Document page records

'''

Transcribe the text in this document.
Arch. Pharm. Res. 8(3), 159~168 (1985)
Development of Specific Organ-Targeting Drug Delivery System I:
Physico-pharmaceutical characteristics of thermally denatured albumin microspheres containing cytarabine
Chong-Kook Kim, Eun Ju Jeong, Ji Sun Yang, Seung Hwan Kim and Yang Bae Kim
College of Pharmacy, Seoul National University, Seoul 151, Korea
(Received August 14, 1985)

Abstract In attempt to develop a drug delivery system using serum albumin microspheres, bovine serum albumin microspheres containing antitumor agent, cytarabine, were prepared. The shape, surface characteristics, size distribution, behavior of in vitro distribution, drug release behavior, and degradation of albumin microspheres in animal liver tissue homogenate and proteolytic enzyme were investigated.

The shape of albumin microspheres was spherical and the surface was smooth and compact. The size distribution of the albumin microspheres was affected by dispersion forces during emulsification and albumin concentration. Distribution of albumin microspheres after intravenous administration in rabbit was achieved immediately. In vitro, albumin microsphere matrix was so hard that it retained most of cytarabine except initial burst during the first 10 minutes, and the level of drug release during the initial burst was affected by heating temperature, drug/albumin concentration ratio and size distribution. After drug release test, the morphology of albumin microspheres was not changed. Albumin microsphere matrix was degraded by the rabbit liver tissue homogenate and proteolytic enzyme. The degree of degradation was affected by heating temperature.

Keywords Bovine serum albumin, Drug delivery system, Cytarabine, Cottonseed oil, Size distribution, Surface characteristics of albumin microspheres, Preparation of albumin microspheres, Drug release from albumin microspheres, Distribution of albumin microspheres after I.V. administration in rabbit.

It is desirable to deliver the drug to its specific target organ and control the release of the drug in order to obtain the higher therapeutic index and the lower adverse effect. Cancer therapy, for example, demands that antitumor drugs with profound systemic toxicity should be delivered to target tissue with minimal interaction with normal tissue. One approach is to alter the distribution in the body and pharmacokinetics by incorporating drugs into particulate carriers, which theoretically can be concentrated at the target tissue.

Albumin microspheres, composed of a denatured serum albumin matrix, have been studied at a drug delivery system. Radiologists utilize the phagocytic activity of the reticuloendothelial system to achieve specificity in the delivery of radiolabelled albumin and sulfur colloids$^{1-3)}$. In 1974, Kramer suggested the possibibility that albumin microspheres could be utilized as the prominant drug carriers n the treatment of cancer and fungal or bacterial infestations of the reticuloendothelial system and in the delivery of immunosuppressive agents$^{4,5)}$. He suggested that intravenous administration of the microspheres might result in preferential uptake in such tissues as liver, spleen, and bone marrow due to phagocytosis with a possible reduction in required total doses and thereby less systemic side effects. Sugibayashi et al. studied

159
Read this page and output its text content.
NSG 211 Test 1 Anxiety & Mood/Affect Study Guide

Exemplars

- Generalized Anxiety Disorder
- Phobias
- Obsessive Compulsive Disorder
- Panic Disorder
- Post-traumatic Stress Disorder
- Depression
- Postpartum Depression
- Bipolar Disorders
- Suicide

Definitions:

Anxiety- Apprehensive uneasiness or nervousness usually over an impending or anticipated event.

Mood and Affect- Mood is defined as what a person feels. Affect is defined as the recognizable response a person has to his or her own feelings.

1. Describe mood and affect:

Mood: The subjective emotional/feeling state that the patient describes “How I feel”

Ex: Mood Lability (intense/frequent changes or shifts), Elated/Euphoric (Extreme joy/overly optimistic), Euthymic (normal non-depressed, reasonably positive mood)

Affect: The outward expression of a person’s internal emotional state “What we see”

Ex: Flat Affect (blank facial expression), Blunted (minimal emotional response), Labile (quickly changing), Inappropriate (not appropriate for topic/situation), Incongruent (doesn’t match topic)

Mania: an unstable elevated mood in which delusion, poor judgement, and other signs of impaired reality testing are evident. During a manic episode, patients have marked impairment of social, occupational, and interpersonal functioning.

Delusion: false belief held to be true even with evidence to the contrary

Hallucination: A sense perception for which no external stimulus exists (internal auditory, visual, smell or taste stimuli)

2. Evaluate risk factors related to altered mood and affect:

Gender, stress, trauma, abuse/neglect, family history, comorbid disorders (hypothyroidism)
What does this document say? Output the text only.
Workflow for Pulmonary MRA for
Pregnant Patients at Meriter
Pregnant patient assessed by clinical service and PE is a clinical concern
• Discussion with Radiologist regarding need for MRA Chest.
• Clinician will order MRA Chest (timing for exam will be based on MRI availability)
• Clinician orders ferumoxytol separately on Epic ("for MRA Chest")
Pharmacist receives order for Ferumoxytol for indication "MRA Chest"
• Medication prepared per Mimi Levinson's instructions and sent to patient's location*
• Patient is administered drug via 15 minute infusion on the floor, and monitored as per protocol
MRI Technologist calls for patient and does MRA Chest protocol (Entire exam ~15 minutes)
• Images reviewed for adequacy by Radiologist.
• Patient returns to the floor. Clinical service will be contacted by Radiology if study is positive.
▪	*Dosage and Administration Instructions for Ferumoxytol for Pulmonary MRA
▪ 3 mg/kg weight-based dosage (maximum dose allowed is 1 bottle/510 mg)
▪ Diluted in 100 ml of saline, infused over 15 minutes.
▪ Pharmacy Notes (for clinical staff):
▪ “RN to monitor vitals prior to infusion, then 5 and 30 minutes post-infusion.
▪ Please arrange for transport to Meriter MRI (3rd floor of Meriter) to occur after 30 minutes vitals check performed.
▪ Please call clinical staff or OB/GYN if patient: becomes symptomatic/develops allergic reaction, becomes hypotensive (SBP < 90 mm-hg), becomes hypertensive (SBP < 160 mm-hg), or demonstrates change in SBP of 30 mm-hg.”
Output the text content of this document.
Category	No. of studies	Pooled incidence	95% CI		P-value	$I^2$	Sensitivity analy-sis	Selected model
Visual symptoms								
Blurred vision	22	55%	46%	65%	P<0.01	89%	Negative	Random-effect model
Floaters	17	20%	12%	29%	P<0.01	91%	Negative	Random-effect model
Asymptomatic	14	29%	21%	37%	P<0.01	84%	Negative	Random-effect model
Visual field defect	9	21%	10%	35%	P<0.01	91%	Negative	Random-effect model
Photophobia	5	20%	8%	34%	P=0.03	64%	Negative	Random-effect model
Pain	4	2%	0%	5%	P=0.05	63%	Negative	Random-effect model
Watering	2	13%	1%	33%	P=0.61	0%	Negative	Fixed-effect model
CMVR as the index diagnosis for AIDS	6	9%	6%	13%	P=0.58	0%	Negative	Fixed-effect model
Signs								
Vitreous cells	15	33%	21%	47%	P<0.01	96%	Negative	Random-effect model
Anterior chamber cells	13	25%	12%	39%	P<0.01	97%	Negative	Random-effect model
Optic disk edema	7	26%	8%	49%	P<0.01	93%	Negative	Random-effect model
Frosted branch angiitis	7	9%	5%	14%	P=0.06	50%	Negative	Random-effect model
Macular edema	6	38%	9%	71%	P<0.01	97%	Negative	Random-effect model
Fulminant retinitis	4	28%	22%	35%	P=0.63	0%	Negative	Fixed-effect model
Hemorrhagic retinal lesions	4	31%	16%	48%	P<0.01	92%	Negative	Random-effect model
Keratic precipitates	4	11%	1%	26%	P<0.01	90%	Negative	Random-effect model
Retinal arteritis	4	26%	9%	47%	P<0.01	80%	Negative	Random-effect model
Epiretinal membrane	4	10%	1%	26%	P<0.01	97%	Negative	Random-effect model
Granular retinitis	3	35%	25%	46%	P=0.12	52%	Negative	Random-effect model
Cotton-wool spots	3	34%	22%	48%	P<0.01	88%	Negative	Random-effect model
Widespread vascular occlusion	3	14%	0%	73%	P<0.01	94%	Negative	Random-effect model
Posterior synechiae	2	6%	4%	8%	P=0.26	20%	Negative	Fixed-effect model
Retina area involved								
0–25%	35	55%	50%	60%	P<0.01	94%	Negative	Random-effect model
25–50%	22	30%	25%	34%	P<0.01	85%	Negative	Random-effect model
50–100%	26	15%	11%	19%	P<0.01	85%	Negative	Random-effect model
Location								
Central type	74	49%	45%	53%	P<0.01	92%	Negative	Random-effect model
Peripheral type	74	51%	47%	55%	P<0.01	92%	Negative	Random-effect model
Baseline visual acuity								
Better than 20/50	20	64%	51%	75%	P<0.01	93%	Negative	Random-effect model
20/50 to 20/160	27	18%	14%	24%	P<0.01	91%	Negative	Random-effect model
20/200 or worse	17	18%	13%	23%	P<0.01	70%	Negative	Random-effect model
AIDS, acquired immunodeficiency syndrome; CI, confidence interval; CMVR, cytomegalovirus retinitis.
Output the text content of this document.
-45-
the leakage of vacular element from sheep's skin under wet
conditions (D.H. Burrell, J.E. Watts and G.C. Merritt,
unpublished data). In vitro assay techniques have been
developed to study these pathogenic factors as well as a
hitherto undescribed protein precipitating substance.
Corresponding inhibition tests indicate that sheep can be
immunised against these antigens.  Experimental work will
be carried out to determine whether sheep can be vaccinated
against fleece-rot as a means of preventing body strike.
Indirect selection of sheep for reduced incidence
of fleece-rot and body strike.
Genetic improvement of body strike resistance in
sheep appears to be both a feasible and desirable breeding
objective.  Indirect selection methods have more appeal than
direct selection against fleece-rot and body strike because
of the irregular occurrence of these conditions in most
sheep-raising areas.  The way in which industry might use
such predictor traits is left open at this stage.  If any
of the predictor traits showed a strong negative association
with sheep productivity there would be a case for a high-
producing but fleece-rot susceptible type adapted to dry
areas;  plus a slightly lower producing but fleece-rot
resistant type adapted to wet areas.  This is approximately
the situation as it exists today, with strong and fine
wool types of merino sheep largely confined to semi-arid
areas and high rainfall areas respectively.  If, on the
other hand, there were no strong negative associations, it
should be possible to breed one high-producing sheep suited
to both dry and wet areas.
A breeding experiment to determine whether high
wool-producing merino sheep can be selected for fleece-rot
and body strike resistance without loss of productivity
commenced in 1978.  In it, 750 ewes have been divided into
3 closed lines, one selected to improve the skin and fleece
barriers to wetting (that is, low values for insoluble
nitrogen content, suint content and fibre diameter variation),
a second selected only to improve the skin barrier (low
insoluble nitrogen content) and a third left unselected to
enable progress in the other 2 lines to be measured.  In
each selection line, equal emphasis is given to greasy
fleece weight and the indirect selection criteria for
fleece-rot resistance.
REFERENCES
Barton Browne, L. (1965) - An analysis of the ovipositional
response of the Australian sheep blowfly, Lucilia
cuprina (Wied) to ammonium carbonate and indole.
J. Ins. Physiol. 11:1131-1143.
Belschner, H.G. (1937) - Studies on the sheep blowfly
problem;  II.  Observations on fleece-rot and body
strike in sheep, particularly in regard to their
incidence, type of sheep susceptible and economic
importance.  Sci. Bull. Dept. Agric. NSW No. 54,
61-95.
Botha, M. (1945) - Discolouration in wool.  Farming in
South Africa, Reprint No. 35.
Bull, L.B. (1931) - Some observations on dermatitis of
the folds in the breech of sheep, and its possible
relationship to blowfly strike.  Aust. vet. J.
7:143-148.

'''

- **TASK TO COMPLETE**:
Scan the records for the word "Anxiety". Copy each line where it turns up.

- **ANSWER TO THIS PROBLEM**:
NSG 211 Test 1 Anxiety & Mood/Affect Study Guide
- Generalized Anxiety Disorder
Anxiety- Apprehensive uneasiness or nervousness usually over an impending or anticipated event.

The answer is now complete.